**Stored data**
.....

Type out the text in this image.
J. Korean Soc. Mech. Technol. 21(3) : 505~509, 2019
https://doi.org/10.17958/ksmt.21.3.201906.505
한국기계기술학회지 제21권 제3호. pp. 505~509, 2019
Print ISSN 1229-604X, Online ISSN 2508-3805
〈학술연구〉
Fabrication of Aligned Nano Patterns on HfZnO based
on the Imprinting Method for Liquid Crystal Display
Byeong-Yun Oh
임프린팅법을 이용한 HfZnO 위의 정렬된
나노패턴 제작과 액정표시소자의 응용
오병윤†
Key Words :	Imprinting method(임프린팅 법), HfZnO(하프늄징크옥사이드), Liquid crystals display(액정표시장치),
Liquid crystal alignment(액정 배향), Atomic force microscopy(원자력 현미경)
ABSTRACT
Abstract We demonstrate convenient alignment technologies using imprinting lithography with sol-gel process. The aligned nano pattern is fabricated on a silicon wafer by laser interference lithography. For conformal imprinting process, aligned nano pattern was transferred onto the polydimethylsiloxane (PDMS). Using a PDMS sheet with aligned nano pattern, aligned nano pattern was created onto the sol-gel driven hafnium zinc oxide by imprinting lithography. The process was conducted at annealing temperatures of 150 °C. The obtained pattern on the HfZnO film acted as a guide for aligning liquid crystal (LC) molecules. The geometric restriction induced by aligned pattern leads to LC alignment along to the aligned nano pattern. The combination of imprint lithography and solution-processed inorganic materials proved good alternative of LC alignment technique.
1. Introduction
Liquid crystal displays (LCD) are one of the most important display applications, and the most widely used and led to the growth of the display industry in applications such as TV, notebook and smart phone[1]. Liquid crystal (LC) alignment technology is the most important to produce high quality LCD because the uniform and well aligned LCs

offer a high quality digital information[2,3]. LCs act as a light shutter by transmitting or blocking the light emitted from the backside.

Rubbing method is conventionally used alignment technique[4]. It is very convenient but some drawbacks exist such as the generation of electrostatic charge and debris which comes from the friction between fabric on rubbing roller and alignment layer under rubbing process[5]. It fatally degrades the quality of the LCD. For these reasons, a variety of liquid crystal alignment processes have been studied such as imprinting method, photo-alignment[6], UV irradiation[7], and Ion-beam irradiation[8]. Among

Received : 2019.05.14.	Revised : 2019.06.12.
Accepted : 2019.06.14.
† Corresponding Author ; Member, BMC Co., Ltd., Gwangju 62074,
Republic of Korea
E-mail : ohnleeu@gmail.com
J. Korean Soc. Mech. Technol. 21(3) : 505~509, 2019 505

.....

**Work required**
Show all lines from the data above in which the word "HfZnO" appears.

**Task response**
Fabrication of Aligned Nano Patterns on HfZnO based
임프린팅법을 이용한 HfZnO 위의 정렬된
Key Words :	Imprinting method(임프린팅 법), HfZnO(하프늄징크옥사이드), Liquid crystals display(액정표시장치),
Abstract We demonstrate convenient alignment technologies using imprinting lithography with sol-gel process. The aligned nano pattern is fabricated on a silicon wafer by laser interference lithography. For conformal imprinting process, aligned nano pattern was transferred onto the polydimethylsiloxane (PDMS). Using a PDMS sheet with aligned nano pattern, aligned nano pattern was created onto the sol-gel driven hafnium zinc oxide by imprinting lithography. The process was conducted at annealing temperatures of 150 °C. The obtained pattern on the HfZnO film acted as a guide for aligning liquid crystal (LC) molecules. The geometric restriction induced by aligned pattern leads to LC alignment along to the aligned nano pattern. The combination of imprint lithography and solution-processed inorganic materials proved good alternative of LC alignment technique.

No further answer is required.